• [Work to be completed] Report, word for word, every line of the material that contains "solid".

++++++++++

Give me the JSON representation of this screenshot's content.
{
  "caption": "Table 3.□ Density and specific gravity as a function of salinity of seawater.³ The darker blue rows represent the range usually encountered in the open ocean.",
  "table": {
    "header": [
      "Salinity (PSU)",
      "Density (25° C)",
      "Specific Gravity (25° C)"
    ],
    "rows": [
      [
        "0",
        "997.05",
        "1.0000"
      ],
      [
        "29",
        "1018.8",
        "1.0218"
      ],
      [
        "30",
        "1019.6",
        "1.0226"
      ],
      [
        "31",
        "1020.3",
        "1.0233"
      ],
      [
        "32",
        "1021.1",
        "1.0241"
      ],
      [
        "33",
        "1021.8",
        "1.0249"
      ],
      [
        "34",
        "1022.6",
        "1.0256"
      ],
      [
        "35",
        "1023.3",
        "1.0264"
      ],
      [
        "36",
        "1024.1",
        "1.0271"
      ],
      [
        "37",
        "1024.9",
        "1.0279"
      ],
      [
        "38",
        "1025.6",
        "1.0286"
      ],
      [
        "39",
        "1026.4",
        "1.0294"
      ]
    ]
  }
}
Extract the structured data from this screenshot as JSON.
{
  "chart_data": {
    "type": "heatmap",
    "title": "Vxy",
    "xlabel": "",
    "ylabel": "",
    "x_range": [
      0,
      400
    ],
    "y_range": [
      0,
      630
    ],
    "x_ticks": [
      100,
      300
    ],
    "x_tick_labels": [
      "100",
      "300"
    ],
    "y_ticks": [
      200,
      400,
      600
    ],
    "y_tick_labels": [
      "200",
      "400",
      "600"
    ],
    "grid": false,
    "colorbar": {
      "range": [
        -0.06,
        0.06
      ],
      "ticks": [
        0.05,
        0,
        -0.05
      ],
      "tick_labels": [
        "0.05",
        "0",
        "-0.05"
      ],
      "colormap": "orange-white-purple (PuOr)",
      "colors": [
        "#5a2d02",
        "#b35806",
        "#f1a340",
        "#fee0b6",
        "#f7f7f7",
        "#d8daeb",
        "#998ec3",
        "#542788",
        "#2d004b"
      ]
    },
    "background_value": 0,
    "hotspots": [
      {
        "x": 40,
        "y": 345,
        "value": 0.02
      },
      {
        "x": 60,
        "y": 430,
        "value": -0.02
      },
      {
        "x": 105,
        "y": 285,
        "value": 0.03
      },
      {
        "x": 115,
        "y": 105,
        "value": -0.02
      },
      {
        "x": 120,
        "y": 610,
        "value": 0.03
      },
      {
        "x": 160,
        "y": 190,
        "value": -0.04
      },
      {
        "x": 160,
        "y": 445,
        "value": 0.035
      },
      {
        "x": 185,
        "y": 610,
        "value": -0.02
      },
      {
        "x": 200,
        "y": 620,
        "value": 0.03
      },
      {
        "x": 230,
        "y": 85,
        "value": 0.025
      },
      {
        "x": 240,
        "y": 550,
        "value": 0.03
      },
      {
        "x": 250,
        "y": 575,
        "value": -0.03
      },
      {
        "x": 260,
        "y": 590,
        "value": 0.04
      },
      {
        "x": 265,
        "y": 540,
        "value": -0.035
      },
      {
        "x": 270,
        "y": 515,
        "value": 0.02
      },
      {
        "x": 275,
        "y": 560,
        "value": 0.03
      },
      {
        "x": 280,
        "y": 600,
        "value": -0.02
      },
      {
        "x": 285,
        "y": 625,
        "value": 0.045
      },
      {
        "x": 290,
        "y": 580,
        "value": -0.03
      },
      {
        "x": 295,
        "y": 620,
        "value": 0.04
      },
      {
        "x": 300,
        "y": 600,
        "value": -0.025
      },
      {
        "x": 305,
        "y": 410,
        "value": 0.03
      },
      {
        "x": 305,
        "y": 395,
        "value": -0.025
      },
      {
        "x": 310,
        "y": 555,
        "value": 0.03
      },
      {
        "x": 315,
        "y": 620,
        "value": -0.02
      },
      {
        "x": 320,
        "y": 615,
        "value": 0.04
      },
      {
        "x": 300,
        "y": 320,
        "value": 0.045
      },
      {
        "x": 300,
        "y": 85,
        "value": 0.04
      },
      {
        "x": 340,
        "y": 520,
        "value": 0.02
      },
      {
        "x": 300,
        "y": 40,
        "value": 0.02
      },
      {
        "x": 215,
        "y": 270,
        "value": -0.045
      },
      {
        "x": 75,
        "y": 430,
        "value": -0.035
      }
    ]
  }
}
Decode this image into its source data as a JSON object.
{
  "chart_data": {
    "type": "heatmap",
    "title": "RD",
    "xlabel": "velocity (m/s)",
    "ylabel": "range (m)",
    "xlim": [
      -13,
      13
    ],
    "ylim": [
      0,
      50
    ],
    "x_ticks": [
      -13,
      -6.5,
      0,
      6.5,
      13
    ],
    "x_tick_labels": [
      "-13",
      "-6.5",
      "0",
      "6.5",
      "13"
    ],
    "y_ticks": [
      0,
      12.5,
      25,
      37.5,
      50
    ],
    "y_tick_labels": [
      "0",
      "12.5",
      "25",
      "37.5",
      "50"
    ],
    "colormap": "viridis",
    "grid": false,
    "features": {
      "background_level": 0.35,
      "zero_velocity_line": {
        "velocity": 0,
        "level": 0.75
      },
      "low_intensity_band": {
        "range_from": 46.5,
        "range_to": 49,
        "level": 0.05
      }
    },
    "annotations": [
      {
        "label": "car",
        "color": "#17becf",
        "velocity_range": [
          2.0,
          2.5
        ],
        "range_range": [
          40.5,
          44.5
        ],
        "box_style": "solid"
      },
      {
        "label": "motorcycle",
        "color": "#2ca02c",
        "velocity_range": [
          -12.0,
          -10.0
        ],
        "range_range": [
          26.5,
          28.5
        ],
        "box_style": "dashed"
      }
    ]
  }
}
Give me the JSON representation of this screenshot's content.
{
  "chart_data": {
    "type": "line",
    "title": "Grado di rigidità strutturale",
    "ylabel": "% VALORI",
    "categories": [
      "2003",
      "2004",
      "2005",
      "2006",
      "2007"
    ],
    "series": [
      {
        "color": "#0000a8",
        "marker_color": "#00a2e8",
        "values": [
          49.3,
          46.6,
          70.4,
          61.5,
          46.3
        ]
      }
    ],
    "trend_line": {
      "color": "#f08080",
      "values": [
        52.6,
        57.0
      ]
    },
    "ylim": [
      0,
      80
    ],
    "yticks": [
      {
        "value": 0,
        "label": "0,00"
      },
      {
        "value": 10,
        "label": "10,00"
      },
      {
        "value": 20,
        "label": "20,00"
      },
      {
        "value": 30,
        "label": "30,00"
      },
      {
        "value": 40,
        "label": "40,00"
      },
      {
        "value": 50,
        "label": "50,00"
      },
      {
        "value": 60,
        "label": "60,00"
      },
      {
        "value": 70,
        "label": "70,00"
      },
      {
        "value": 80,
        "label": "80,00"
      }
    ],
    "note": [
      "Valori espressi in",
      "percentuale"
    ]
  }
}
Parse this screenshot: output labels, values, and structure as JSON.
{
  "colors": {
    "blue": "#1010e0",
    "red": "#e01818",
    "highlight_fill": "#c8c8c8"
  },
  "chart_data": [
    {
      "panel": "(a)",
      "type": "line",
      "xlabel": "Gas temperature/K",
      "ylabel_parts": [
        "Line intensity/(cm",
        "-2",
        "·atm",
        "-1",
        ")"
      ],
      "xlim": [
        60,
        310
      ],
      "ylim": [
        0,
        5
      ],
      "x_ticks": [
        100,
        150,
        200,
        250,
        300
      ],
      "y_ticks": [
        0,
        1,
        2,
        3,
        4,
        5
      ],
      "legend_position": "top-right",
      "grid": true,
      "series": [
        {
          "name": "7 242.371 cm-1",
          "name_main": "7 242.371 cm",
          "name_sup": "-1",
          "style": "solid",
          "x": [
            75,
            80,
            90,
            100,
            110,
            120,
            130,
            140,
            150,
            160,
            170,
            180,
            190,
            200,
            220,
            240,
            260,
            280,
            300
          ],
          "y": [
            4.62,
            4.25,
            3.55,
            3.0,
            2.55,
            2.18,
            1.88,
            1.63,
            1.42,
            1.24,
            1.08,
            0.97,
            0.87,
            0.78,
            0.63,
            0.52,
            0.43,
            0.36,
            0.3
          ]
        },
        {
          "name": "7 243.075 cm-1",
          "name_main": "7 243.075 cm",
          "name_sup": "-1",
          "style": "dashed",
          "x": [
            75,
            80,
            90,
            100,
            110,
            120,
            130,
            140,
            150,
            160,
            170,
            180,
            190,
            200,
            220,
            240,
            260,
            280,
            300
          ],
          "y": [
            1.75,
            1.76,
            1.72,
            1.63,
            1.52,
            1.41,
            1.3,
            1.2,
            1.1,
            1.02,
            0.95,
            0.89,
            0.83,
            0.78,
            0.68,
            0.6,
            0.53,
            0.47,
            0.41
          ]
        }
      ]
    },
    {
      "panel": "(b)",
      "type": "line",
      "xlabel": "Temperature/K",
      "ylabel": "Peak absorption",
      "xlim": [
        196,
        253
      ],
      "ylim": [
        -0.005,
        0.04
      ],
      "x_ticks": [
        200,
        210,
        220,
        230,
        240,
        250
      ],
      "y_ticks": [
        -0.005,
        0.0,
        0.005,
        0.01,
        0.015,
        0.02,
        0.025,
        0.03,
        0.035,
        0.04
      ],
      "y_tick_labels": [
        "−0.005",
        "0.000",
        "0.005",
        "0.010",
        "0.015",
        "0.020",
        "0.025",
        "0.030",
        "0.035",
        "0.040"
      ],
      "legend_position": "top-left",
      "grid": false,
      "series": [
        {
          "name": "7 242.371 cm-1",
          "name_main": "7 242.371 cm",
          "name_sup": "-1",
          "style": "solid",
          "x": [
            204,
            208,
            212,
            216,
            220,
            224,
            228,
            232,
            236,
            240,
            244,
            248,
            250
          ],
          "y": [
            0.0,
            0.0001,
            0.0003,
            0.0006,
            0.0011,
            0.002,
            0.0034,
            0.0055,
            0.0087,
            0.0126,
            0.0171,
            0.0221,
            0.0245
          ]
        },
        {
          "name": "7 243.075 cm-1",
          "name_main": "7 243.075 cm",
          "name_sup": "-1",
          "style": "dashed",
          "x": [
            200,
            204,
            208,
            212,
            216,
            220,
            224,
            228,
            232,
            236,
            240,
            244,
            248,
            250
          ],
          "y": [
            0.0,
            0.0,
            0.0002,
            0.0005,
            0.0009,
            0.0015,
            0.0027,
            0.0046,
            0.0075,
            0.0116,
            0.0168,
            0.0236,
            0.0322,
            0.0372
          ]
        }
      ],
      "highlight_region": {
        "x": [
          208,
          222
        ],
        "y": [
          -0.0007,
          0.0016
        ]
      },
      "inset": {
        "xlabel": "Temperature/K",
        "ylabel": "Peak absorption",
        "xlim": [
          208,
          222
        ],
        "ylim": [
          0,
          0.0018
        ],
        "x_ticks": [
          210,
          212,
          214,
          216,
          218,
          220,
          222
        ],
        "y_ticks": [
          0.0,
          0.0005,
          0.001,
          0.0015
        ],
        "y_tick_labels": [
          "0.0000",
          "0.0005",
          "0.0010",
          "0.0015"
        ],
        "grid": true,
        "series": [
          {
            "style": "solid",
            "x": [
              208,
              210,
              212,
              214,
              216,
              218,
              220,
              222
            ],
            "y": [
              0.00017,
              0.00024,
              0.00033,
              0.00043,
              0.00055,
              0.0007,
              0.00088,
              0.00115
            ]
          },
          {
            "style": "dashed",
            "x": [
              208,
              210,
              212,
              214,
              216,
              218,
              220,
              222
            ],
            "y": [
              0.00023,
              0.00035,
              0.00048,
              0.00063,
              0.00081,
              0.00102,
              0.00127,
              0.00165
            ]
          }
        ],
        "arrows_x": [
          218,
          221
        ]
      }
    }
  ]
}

++++++++++

• [Final result]
        "box_style": "solid"
          "style": "solid",
          "style": "solid",
            "style": "solid",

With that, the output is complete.